### TASK TO COMPLETE
Copy these lines word for word, starting with the line that contains "bar [164, 81, 170, 150]" and going on through the line that contains "x-tick-label: 6 [130, 266, 134, 273]", with both of those lines included.

### SOURCE DATA
--- begin ---
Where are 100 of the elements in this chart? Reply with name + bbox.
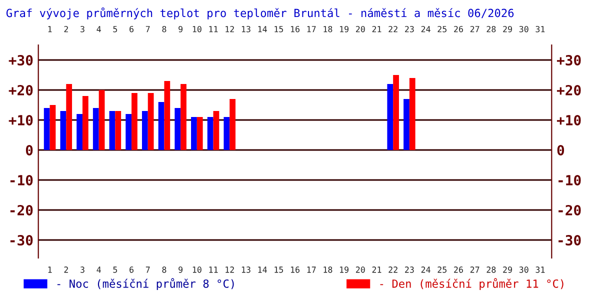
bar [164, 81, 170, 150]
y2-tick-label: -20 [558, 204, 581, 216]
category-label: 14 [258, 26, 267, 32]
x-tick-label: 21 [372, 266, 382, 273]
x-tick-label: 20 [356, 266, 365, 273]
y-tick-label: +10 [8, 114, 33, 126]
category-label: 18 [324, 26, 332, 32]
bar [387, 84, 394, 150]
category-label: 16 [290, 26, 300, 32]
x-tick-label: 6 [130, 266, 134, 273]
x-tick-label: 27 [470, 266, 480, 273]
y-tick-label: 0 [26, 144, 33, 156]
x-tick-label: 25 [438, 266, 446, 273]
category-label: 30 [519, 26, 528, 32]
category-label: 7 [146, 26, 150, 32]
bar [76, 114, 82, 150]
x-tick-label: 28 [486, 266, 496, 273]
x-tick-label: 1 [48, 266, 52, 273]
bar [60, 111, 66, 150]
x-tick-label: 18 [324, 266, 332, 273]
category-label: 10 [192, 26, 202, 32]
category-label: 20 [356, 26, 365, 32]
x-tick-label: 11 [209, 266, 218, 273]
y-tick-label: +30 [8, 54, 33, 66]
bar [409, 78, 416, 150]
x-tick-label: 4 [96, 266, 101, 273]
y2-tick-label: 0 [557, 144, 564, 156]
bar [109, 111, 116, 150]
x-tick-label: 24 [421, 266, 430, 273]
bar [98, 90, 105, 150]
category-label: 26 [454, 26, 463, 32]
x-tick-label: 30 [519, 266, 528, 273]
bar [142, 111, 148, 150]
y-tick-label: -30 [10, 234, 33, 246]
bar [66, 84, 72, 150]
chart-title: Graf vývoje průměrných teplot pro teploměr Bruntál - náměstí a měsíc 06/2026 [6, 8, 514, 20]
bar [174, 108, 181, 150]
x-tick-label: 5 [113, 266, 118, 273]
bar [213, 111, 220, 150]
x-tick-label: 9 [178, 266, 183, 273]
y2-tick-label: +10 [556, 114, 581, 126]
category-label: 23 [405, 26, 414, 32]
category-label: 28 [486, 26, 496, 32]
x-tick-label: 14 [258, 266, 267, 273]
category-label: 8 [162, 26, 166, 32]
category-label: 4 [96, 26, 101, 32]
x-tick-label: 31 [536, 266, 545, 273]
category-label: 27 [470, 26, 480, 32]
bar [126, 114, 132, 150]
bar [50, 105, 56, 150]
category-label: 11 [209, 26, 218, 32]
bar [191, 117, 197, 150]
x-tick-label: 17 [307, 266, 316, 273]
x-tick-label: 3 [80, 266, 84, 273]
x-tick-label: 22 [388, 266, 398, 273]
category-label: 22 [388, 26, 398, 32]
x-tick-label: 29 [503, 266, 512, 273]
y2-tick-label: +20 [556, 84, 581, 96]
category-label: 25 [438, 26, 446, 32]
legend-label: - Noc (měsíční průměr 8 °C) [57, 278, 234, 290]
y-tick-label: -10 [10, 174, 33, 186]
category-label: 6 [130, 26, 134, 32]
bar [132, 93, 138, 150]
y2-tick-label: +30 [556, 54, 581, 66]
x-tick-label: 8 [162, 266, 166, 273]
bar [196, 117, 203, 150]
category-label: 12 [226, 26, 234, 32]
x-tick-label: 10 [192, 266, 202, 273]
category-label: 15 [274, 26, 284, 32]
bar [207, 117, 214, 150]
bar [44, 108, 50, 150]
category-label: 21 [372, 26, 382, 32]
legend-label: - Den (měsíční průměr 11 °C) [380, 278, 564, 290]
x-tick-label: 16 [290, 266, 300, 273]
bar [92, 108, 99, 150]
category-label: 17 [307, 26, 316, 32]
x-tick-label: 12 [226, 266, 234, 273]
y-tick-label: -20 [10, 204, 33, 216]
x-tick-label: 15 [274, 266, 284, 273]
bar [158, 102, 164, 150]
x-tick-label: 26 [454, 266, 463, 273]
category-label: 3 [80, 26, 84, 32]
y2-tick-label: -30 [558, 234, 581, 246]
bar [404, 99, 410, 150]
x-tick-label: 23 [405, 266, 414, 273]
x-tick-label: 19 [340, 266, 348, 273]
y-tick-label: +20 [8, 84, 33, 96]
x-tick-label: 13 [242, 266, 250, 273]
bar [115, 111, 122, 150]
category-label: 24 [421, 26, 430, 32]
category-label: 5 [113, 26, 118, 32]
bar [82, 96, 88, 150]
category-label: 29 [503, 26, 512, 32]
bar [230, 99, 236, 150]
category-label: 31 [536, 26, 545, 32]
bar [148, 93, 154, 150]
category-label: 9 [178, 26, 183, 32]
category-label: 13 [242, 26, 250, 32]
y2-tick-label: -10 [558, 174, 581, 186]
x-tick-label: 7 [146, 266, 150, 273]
--- end ---
--- begin ---
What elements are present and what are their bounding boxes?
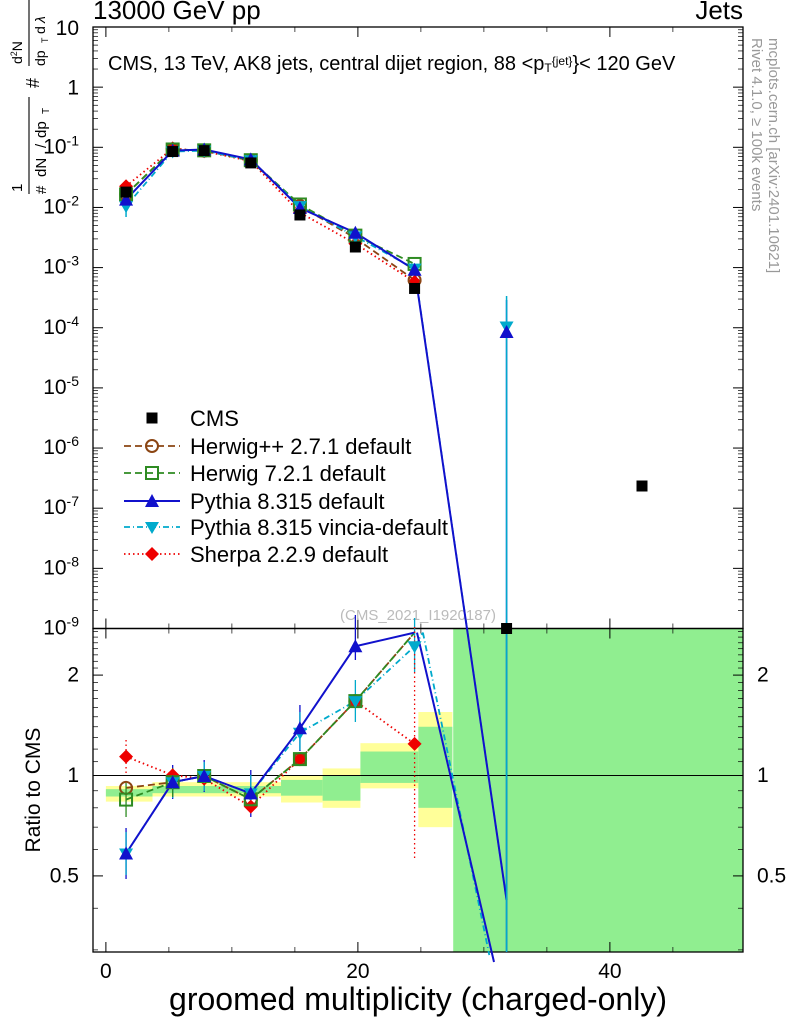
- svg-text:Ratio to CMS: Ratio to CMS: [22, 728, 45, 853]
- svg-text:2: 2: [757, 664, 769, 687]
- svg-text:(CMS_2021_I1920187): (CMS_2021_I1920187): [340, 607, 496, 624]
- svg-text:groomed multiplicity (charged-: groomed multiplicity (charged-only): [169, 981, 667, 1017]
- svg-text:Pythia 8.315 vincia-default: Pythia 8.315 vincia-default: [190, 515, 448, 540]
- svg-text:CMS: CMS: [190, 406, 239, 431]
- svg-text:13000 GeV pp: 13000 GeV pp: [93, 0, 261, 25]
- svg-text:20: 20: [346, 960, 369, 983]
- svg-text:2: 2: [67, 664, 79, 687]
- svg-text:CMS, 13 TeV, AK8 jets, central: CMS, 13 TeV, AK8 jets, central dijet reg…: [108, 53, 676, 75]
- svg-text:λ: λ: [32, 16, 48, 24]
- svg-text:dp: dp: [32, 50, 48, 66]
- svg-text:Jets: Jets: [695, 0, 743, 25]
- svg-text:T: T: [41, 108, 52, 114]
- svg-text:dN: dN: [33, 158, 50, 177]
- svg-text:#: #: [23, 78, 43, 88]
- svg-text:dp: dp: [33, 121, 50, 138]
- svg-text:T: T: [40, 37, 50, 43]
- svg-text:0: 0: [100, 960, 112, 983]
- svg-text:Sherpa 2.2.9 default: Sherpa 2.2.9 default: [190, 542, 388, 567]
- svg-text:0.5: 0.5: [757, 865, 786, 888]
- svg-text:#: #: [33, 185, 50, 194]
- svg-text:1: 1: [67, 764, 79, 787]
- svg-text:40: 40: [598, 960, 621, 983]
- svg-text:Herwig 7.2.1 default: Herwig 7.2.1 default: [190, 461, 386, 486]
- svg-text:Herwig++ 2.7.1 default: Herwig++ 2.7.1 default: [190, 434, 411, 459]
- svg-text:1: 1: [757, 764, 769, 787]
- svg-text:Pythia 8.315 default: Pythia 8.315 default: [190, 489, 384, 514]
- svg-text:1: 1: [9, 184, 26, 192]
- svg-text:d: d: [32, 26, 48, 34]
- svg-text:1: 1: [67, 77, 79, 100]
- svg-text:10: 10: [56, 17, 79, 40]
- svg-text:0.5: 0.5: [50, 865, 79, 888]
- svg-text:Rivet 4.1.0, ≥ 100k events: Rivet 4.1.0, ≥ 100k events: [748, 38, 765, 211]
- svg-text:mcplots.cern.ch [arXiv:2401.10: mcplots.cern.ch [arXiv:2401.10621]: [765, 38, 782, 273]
--- end ---
### REPLY
bar [164, 81, 170, 150]
y2-tick-label: -20 [558, 204, 581, 216]
category-label: 14 [258, 26, 267, 32]
x-tick-label: 21 [372, 266, 382, 273]
x-tick-label: 20 [356, 266, 365, 273]
y-tick-label: +10 [8, 114, 33, 126]
category-label: 18 [324, 26, 332, 32]
bar [387, 84, 394, 150]
category-label: 16 [290, 26, 300, 32]
x-tick-label: 6 [130, 266, 134, 273]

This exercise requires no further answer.